▶ [INPUT DATA]:
+++

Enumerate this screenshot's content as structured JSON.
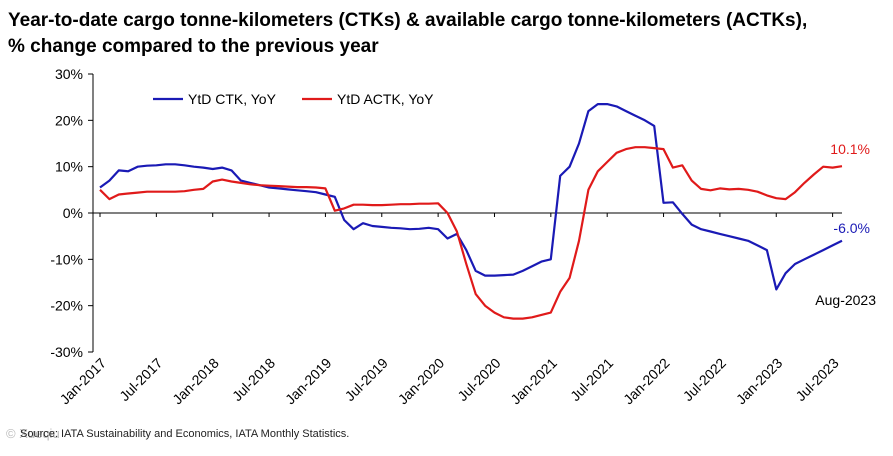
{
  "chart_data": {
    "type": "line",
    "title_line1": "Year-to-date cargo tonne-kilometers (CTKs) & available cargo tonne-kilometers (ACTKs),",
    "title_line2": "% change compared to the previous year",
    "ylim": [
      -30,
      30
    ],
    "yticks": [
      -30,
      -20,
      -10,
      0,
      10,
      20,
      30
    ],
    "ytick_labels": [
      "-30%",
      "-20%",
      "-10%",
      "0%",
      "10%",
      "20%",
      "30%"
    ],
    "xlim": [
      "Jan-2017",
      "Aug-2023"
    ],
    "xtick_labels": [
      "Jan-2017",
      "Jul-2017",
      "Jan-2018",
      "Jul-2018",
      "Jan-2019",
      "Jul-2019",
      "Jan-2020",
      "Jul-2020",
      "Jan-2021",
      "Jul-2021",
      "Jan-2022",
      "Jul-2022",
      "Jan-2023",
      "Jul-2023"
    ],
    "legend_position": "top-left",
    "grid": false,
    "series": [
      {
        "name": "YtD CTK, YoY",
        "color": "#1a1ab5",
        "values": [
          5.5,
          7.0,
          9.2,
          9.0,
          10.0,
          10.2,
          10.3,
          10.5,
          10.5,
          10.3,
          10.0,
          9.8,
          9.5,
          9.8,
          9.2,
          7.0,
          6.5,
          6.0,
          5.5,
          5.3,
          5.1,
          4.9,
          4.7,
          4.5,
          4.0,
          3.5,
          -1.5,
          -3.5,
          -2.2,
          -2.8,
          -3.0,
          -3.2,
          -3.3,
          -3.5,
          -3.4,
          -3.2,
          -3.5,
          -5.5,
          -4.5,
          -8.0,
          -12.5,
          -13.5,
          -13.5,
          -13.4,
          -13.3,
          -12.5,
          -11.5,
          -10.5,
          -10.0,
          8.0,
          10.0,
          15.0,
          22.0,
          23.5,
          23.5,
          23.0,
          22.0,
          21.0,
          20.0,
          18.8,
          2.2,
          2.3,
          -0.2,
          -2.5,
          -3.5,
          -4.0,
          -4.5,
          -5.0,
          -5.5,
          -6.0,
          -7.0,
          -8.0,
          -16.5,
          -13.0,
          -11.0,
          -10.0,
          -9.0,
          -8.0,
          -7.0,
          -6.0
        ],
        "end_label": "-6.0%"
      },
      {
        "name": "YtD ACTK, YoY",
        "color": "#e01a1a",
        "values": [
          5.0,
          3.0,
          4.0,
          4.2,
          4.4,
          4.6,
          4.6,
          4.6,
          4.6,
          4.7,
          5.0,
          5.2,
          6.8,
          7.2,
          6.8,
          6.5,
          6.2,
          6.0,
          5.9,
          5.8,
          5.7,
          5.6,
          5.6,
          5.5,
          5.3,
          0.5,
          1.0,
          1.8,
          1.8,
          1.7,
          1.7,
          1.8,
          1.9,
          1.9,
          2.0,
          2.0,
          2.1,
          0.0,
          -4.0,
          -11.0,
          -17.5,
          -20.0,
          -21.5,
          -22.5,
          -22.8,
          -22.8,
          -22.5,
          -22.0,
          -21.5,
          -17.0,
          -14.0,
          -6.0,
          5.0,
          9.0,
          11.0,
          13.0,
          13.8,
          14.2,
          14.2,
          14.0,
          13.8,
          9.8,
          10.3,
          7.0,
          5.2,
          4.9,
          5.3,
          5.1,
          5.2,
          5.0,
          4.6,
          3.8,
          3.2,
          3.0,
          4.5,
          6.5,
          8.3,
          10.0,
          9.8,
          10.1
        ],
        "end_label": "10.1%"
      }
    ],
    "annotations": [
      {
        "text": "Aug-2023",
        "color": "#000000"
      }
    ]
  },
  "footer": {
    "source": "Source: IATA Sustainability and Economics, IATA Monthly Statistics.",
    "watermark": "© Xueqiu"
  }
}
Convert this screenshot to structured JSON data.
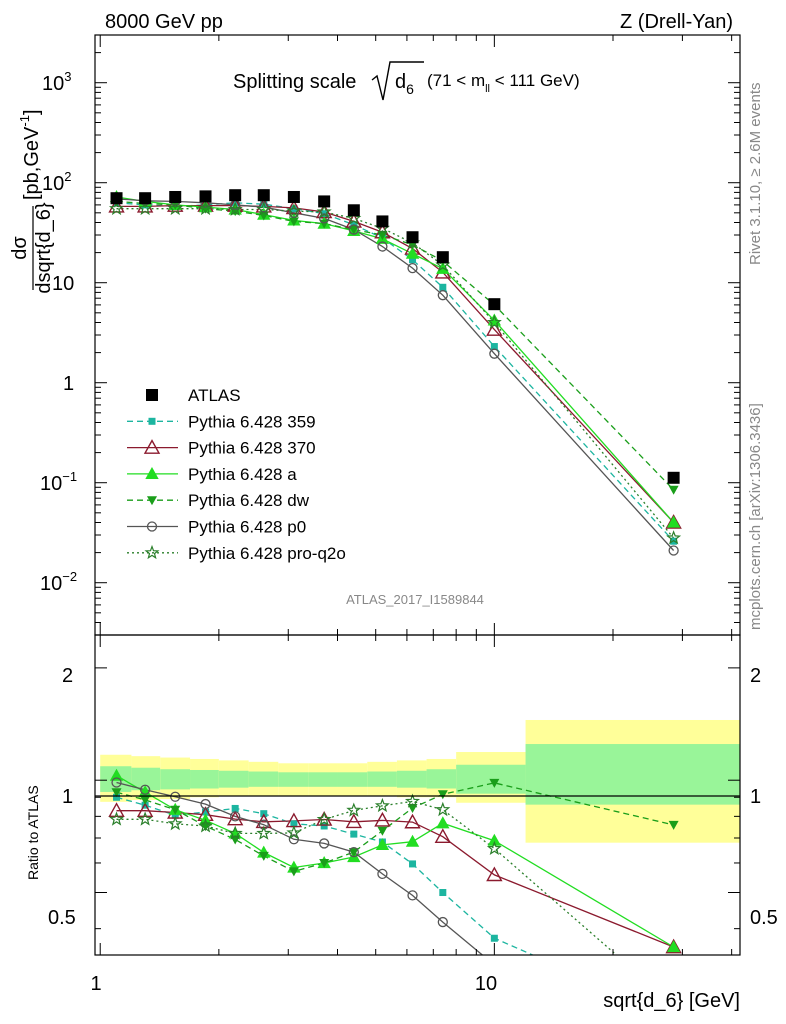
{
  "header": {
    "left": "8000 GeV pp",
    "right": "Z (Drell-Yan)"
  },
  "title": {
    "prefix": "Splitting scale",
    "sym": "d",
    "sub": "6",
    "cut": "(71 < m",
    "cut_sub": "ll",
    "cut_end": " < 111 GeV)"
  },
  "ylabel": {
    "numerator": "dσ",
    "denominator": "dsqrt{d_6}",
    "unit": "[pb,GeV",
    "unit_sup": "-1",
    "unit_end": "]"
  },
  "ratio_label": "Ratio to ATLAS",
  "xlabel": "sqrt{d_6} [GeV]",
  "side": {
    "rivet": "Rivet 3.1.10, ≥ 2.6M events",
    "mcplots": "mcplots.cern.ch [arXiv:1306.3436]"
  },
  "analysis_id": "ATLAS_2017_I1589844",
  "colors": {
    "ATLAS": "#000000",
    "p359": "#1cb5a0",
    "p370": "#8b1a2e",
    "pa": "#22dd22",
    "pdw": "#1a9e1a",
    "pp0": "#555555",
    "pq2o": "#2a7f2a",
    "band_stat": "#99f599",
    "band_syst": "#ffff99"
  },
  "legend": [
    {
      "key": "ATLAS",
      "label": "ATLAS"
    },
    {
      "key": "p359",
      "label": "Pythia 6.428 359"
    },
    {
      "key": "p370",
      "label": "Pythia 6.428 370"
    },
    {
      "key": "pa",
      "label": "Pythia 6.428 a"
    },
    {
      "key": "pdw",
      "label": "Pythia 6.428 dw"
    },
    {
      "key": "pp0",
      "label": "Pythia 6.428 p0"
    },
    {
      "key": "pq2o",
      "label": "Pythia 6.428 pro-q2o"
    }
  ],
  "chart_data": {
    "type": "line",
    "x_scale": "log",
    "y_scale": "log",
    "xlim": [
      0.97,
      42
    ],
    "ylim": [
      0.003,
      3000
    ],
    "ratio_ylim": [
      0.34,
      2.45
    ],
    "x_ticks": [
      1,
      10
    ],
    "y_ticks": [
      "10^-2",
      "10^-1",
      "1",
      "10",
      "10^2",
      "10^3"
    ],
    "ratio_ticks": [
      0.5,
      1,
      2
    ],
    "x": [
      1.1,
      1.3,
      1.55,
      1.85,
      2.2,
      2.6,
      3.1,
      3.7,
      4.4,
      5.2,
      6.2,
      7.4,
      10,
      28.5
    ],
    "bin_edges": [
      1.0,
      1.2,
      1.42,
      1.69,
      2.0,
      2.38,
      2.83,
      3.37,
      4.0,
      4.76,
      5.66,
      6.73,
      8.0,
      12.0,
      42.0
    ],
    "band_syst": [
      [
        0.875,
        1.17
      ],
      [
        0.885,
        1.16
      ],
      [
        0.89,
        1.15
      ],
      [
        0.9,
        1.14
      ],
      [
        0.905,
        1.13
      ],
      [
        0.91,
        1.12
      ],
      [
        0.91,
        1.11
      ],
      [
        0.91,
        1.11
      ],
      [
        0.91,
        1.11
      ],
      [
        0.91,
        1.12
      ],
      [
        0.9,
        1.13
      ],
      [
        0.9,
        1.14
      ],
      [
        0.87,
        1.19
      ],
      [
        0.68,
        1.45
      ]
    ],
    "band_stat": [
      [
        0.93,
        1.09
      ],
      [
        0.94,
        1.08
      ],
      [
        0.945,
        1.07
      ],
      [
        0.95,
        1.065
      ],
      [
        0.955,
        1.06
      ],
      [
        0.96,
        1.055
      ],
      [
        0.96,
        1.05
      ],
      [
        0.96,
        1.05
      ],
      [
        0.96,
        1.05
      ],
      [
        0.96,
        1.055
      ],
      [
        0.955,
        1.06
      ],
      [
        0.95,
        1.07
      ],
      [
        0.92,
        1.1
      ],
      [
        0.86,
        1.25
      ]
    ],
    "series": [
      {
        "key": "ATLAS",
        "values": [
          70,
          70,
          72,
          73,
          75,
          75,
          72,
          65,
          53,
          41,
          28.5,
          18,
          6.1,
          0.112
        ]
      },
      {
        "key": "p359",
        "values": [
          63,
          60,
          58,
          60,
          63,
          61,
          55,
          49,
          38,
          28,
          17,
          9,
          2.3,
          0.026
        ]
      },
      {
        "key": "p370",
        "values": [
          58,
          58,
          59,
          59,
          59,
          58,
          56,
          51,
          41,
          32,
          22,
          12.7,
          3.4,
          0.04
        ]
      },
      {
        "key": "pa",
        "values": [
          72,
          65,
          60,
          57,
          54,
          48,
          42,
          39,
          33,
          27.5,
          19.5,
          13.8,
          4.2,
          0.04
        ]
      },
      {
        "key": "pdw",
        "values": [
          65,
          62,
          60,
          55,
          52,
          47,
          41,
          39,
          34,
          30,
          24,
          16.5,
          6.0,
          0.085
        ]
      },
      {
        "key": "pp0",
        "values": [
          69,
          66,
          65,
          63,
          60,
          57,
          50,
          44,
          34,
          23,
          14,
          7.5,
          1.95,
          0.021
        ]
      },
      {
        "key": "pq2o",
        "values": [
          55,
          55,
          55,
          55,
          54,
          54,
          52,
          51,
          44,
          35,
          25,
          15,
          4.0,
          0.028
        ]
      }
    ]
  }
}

+++

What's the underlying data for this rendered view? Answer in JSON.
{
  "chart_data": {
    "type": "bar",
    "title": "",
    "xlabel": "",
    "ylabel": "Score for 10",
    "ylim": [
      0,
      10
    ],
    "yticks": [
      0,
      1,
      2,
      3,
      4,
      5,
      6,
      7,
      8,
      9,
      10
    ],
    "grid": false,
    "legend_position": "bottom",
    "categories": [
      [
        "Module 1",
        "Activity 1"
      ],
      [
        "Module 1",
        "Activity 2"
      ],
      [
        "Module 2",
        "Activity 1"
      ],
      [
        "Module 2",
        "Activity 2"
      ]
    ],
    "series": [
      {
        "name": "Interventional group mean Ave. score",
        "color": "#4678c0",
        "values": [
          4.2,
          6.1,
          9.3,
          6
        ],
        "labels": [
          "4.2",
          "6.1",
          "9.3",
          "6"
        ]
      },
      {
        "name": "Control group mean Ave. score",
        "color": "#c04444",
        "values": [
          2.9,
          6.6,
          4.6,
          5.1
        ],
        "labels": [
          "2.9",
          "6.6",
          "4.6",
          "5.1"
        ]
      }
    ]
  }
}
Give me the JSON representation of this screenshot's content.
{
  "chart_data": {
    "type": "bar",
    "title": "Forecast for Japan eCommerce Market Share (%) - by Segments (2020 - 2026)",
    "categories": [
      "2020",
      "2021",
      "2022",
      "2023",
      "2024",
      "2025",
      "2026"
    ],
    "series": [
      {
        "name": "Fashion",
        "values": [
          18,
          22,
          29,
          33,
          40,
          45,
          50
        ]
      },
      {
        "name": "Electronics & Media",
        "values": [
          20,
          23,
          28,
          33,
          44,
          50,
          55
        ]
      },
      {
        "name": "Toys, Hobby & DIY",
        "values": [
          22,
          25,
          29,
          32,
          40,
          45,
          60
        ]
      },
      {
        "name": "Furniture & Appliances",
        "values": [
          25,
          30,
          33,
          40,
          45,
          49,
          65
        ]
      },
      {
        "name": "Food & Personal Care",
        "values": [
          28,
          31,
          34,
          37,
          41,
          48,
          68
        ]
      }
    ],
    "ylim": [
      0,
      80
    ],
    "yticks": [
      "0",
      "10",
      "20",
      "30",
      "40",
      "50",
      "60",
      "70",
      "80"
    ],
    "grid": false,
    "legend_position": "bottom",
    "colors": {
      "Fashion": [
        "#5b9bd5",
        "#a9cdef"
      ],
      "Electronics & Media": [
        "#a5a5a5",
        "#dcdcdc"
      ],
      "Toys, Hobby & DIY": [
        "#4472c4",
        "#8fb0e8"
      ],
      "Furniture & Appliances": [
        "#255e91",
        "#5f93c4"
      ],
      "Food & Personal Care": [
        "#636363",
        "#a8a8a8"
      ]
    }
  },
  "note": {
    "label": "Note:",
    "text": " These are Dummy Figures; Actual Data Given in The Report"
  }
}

+++

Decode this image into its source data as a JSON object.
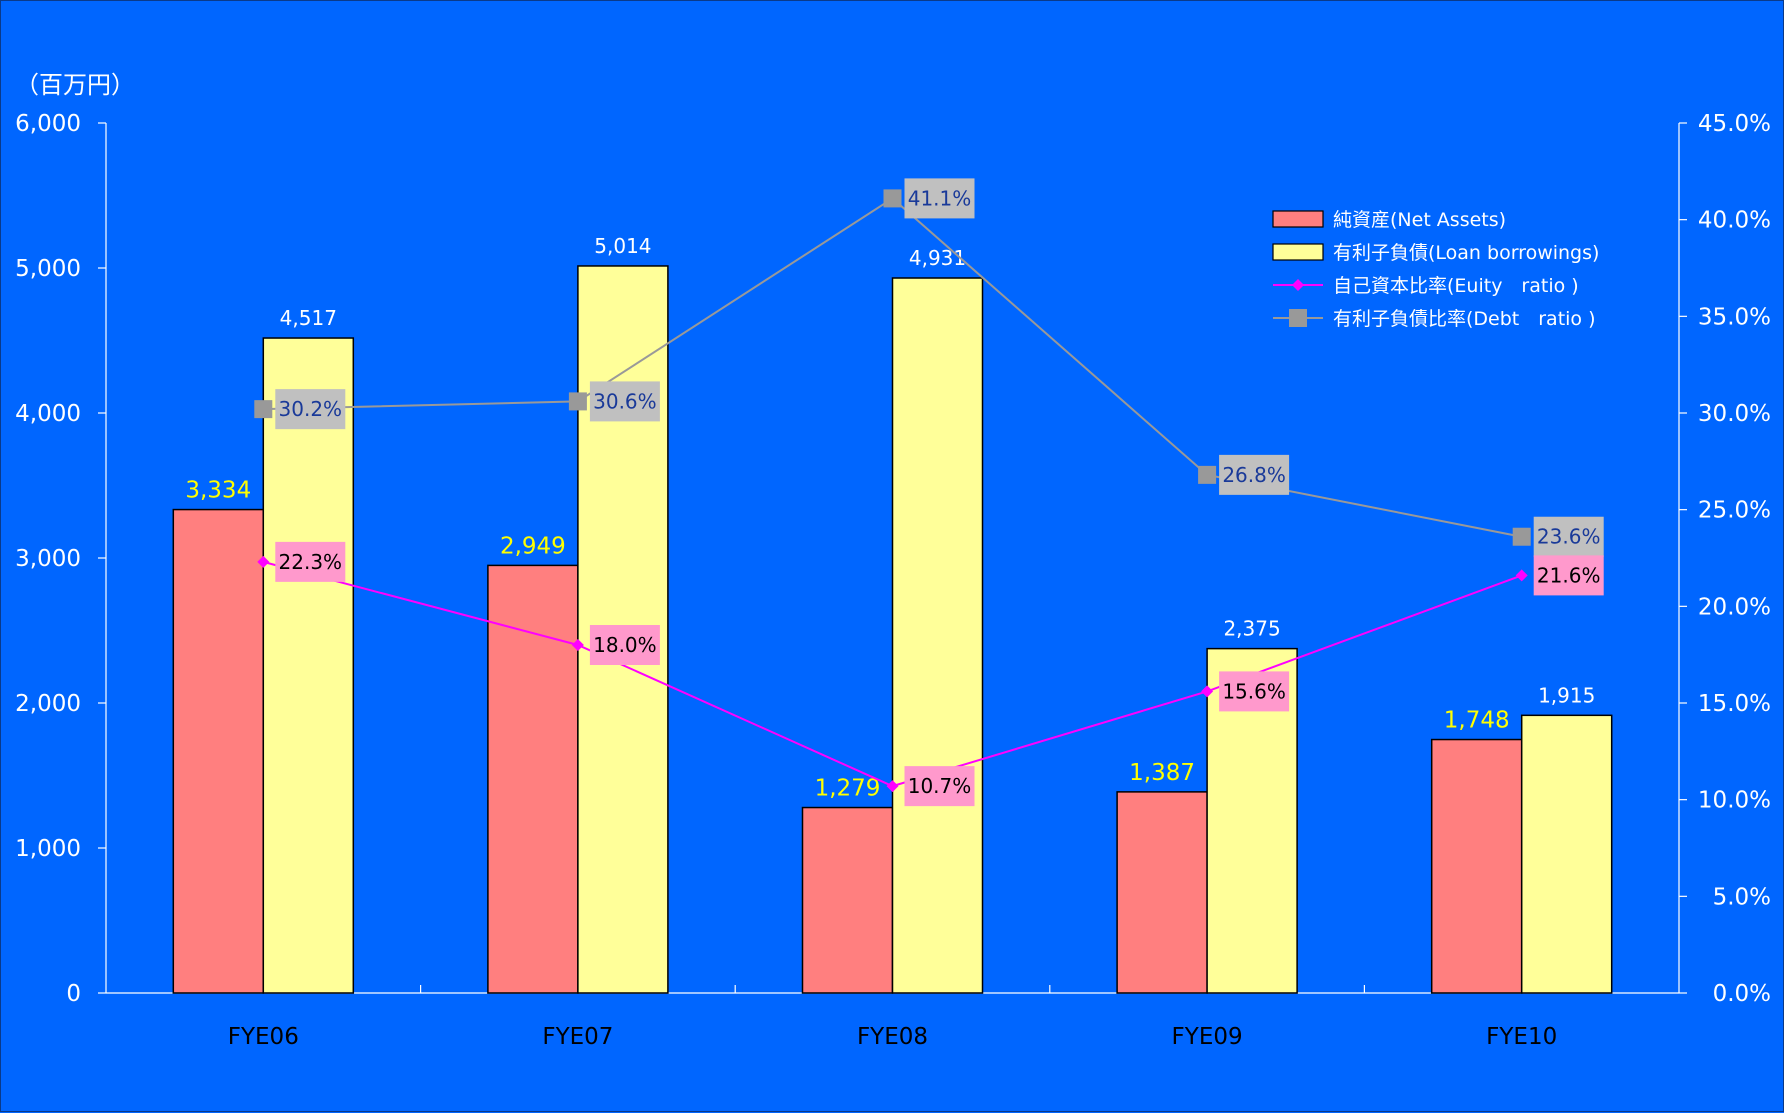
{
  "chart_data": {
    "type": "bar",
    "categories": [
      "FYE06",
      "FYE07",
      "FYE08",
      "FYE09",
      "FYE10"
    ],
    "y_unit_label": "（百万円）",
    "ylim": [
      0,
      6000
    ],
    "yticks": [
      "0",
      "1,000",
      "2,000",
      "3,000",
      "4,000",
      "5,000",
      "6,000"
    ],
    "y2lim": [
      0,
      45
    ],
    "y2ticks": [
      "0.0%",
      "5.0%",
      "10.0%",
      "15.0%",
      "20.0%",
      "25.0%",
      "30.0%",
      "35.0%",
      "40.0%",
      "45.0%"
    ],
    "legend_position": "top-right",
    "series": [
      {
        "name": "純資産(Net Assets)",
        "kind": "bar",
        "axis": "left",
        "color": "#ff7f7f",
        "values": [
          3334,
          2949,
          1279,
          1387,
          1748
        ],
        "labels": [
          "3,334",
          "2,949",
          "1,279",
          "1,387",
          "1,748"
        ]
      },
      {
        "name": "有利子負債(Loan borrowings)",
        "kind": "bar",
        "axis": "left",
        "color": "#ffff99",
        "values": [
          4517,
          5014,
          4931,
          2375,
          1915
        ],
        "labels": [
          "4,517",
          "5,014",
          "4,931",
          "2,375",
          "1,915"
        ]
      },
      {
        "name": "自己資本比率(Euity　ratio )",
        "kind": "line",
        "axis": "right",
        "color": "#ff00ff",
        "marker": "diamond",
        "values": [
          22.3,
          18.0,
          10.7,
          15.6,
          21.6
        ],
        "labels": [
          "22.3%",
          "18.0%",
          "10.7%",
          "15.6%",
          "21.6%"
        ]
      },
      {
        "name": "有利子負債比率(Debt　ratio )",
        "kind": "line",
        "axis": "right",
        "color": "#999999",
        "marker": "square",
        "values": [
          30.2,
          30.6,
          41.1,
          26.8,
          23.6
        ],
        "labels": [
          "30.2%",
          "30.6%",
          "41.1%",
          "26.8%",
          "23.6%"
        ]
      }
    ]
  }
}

+++

▶ [YOUR INSTRUCTIONS]: Extract lines where the string "this" occurs.

▶ [RESPONSE TO THE TASK]:
Enumerate this screenshot's content as structured JSON.
Convert this screenshot to structured JSON data.
What's the underlying data for this rendered view? Answer in JSON.
Give me the JSON representation of this screenshot's content.
Decode this image into its source data as a JSON object.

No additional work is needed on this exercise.